* [REQUIREMENTS]
Return, unchanged, the lines starting with the one that contains "day-cell-22: 22Sunrise: 5:53" and going on through the one that contains "day-number-2: 2 — [564, 113, 661, 128]", including both of those lines.

* [DATA SHOWN]
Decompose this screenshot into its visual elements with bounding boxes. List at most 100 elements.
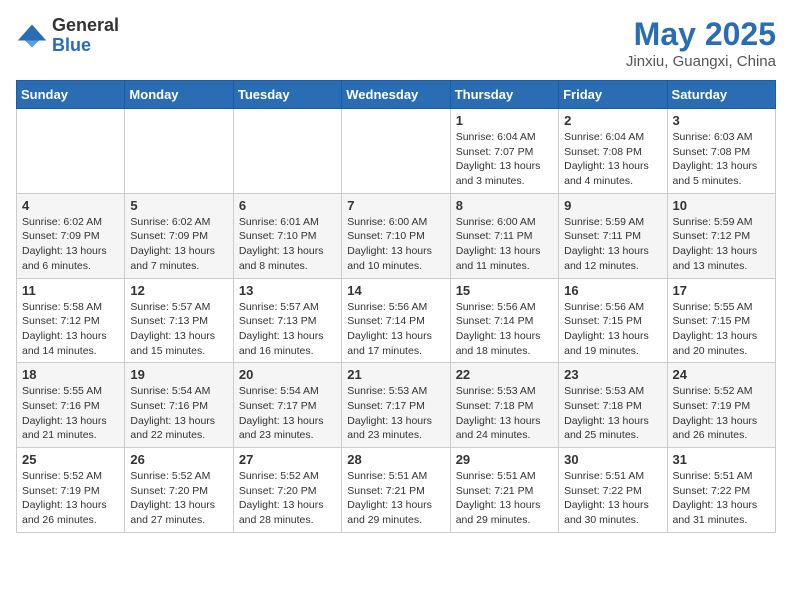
day-cell-22: 22Sunrise: 5:53 AM Sunset: 7:18 PM Dayli… — [450, 363, 558, 448]
day-cell-20: 20Sunrise: 5:54 AM Sunset: 7:17 PM Dayli… — [233, 363, 341, 448]
day-info-3: Sunrise: 6:03 AM Sunset: 7:08 PM Dayligh… — [673, 130, 770, 189]
day-cell-11: 11 Sunrise: 5:58 AM Sunset: 7:12 PM Dayli… — [17, 278, 125, 363]
logo-general-text: General — [52, 16, 119, 36]
day-number-29: 29 — [456, 452, 553, 467]
day-number-13: 13 — [239, 283, 336, 298]
weekday-header-saturday: Saturday — [667, 81, 775, 109]
day-cell-1: 1 Sunrise: 6:04 AM Sunset: 7:07 PM Daylig… — [450, 109, 558, 194]
day-info-30: Sunrise: 5:51 AM Sunset: 7:22 PM Dayligh… — [564, 469, 661, 528]
day-number-17: 17 — [673, 283, 770, 298]
day-info-6: Sunrise: 6:01 AM Sunset: 7:10 PM Dayligh… — [239, 215, 336, 274]
logo-icon — [16, 22, 48, 50]
day-info-19: Sunrise: 5:54 AM Sunset: 7:16 PM Dayligh… — [130, 384, 227, 443]
day-number-8: 8 — [456, 198, 553, 213]
week-row-1: 1 Sunrise: 6:04 AM Sunset: 7:07 PM Daylig… — [17, 109, 776, 194]
day-number-5: 5 — [130, 198, 227, 213]
day-info-23: Sunrise: 5:53 AM Sunset: 7:18 PM Dayligh… — [564, 384, 661, 443]
day-cell-6: 6 Sunrise: 6:01 AM Sunset: 7:10 PM Daylig… — [233, 193, 341, 278]
day-info-28: Sunrise: 5:51 AM Sunset: 7:21 PM Dayligh… — [347, 469, 444, 528]
day-info-26: Sunrise: 5:52 AM Sunset: 7:20 PM Dayligh… — [130, 469, 227, 528]
day-number-9: 9 — [564, 198, 661, 213]
day-cell-4: 4 Sunrise: 6:02 AM Sunset: 7:09 PM Daylig… — [17, 193, 125, 278]
day-number-2: 2 — [564, 113, 661, 128]
day-number-30: 30 — [564, 452, 661, 467]
day-info-24: Sunrise: 5:52 AM Sunset: 7:19 PM Dayligh… — [673, 384, 770, 443]
weekday-header-sunday: Sunday — [17, 81, 125, 109]
page-header: General Blue May 2025 Jinxiu, Guangxi, C… — [16, 16, 776, 70]
day-number-11: 11 — [22, 283, 119, 298]
day-number-14: 14 — [347, 283, 444, 298]
day-number-22: 22 — [456, 367, 553, 382]
weekday-header-thursday: Thursday — [450, 81, 558, 109]
week-row-2: 4 Sunrise: 6:02 AM Sunset: 7:09 PM Daylig… — [17, 193, 776, 278]
day-number-24: 24 — [673, 367, 770, 382]
weekday-header-row: SundayMondayTuesdayWednesdayThursdayFrid… — [17, 81, 776, 109]
day-number-19: 19 — [130, 367, 227, 382]
day-cell-10: 10 Sunrise: 5:59 AM Sunset: 7:12 PM Dayli… — [667, 193, 775, 278]
day-number-21: 21 — [347, 367, 444, 382]
day-info-21: Sunrise: 5:53 AM Sunset: 7:17 PM Dayligh… — [347, 384, 444, 443]
day-number-10: 10 — [673, 198, 770, 213]
day-number-1: 1 — [456, 113, 553, 128]
day-info-31: Sunrise: 5:51 AM Sunset: 7:22 PM Dayligh… — [673, 469, 770, 528]
day-number-12: 12 — [130, 283, 227, 298]
title-area: May 2025 Jinxiu, Guangxi, China — [626, 16, 776, 70]
day-cell-16: 16 Sunrise: 5:56 AM Sunset: 7:15 PM Dayli… — [559, 278, 667, 363]
day-info-1: Sunrise: 6:04 AM Sunset: 7:07 PM Dayligh… — [456, 130, 553, 189]
logo-blue-text: Blue — [52, 36, 119, 56]
day-info-7: Sunrise: 6:00 AM Sunset: 7:10 PM Dayligh… — [347, 215, 444, 274]
day-info-12: Sunrise: 5:57 AM Sunset: 7:13 PM Dayligh… — [130, 300, 227, 359]
empty-cell — [17, 109, 125, 194]
day-info-18: Sunrise: 5:55 AM Sunset: 7:16 PM Dayligh… — [22, 384, 119, 443]
day-info-5: Sunrise: 6:02 AM Sunset: 7:09 PM Dayligh… — [130, 215, 227, 274]
day-info-9: Sunrise: 5:59 AM Sunset: 7:11 PM Dayligh… — [564, 215, 661, 274]
day-info-13: Sunrise: 5:57 AM Sunset: 7:13 PM Dayligh… — [239, 300, 336, 359]
empty-cell — [125, 109, 233, 194]
day-number-28: 28 — [347, 452, 444, 467]
day-info-27: Sunrise: 5:52 AM Sunset: 7:20 PM Dayligh… — [239, 469, 336, 528]
day-number-16: 16 — [564, 283, 661, 298]
day-cell-2: 2 Sunrise: 6:04 AM Sunset: 7:08 PM Daylig… — [559, 109, 667, 194]
day-number-6: 6 — [239, 198, 336, 213]
day-number-31: 31 — [673, 452, 770, 467]
day-cell-18: 18Sunrise: 5:55 AM Sunset: 7:16 PM Dayli… — [17, 363, 125, 448]
weekday-header-tuesday: Tuesday — [233, 81, 341, 109]
day-cell-29: 29Sunrise: 5:51 AM Sunset: 7:21 PM Dayli… — [450, 448, 558, 533]
day-cell-31: 31 Sunrise: 5:51 AM Sunset: 7:22 PM Dayli… — [667, 448, 775, 533]
calendar-table: SundayMondayTuesdayWednesdayThursdayFrid… — [16, 80, 776, 533]
day-info-2: Sunrise: 6:04 AM Sunset: 7:08 PM Dayligh… — [564, 130, 661, 189]
day-cell-19: 19 Sunrise: 5:54 AM Sunset: 7:16 PM Dayli… — [125, 363, 233, 448]
day-cell-26: 26 Sunrise: 5:52 AM Sunset: 7:20 PM Dayli… — [125, 448, 233, 533]
day-cell-24: 24 Sunrise: 5:52 AM Sunset: 7:19 PM Dayli… — [667, 363, 775, 448]
empty-cell — [342, 109, 450, 194]
day-info-8: Sunrise: 6:00 AM Sunset: 7:11 PM Dayligh… — [456, 215, 553, 274]
day-cell-3: 3 Sunrise: 6:03 AM Sunset: 7:08 PM Daylig… — [667, 109, 775, 194]
day-info-11: Sunrise: 5:58 AM Sunset: 7:12 PM Dayligh… — [22, 300, 119, 359]
location-title: Jinxiu, Guangxi, China — [626, 53, 776, 70]
logo-text: General Blue — [52, 16, 119, 56]
day-info-4: Sunrise: 6:02 AM Sunset: 7:09 PM Dayligh… — [22, 215, 119, 274]
day-cell-27: 27 Sunrise: 5:52 AM Sunset: 7:20 PM Dayli… — [233, 448, 341, 533]
day-cell-14: 14Sunrise: 5:56 AM Sunset: 7:14 PM Dayli… — [342, 278, 450, 363]
weekday-header-monday: Monday — [125, 81, 233, 109]
day-number-4: 4 — [22, 198, 119, 213]
day-number-27: 27 — [239, 452, 336, 467]
day-info-10: Sunrise: 5:59 AM Sunset: 7:12 PM Dayligh… — [673, 215, 770, 274]
day-cell-7: 7Sunrise: 6:00 AM Sunset: 7:10 PM Daylig… — [342, 193, 450, 278]
weekday-header-wednesday: Wednesday — [342, 81, 450, 109]
day-info-16: Sunrise: 5:56 AM Sunset: 7:15 PM Dayligh… — [564, 300, 661, 359]
day-cell-9: 9 Sunrise: 5:59 AM Sunset: 7:11 PM Daylig… — [559, 193, 667, 278]
day-number-15: 15 — [456, 283, 553, 298]
day-cell-28: 28 Sunrise: 5:51 AM Sunset: 7:21 PM Dayli… — [342, 448, 450, 533]
day-cell-8: 8 Sunrise: 6:00 AM Sunset: 7:11 PM Daylig… — [450, 193, 558, 278]
day-number-23: 23 — [564, 367, 661, 382]
day-cell-23: 23 Sunrise: 5:53 AM Sunset: 7:18 PM Dayli… — [559, 363, 667, 448]
day-number-26: 26 — [130, 452, 227, 467]
day-cell-12: 12 Sunrise: 5:57 AM Sunset: 7:13 PM Dayli… — [125, 278, 233, 363]
day-number-25: 25 — [22, 452, 119, 467]
day-cell-25: 25Sunrise: 5:52 AM Sunset: 7:19 PM Dayli… — [17, 448, 125, 533]
empty-cell — [233, 109, 341, 194]
day-info-17: Sunrise: 5:55 AM Sunset: 7:15 PM Dayligh… — [673, 300, 770, 359]
day-cell-15: 15Sunrise: 5:56 AM Sunset: 7:14 PM Dayli… — [450, 278, 558, 363]
day-number-3: 3 — [673, 113, 770, 128]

* [CORRECT ANSWER]
day-cell-22: 22Sunrise: 5:53 AM Sunset: 7:18 PM Dayli… — [450, 363, 558, 448]
day-cell-20: 20Sunrise: 5:54 AM Sunset: 7:17 PM Dayli… — [233, 363, 341, 448]
day-info-3: Sunrise: 6:03 AM Sunset: 7:08 PM Dayligh… — [673, 130, 770, 189]
day-cell-11: 11 Sunrise: 5:58 AM Sunset: 7:12 PM Dayli… — [17, 278, 125, 363]
logo-general-text: General — [52, 16, 119, 36]
day-number-29: 29 — [456, 452, 553, 467]
day-number-13: 13 — [239, 283, 336, 298]
weekday-header-saturday: Saturday — [667, 81, 775, 109]
day-cell-1: 1 Sunrise: 6:04 AM Sunset: 7:07 PM Daylig… — [450, 109, 558, 194]
day-info-30: Sunrise: 5:51 AM Sunset: 7:22 PM Dayligh… — [564, 469, 661, 528]
day-number-17: 17 — [673, 283, 770, 298]
day-info-6: Sunrise: 6:01 AM Sunset: 7:10 PM Dayligh… — [239, 215, 336, 274]
logo-icon — [16, 22, 48, 50]
day-info-19: Sunrise: 5:54 AM Sunset: 7:16 PM Dayligh… — [130, 384, 227, 443]
day-number-8: 8 — [456, 198, 553, 213]
week-row-1: 1 Sunrise: 6:04 AM Sunset: 7:07 PM Daylig… — [17, 109, 776, 194]
day-number-5: 5 — [130, 198, 227, 213]
day-info-23: Sunrise: 5:53 AM Sunset: 7:18 PM Dayligh… — [564, 384, 661, 443]
day-cell-6: 6 Sunrise: 6:01 AM Sunset: 7:10 PM Daylig… — [233, 193, 341, 278]
day-info-28: Sunrise: 5:51 AM Sunset: 7:21 PM Dayligh… — [347, 469, 444, 528]
day-info-26: Sunrise: 5:52 AM Sunset: 7:20 PM Dayligh… — [130, 469, 227, 528]
day-number-9: 9 — [564, 198, 661, 213]
day-cell-4: 4 Sunrise: 6:02 AM Sunset: 7:09 PM Daylig… — [17, 193, 125, 278]
day-number-2: 2 — [564, 113, 661, 128]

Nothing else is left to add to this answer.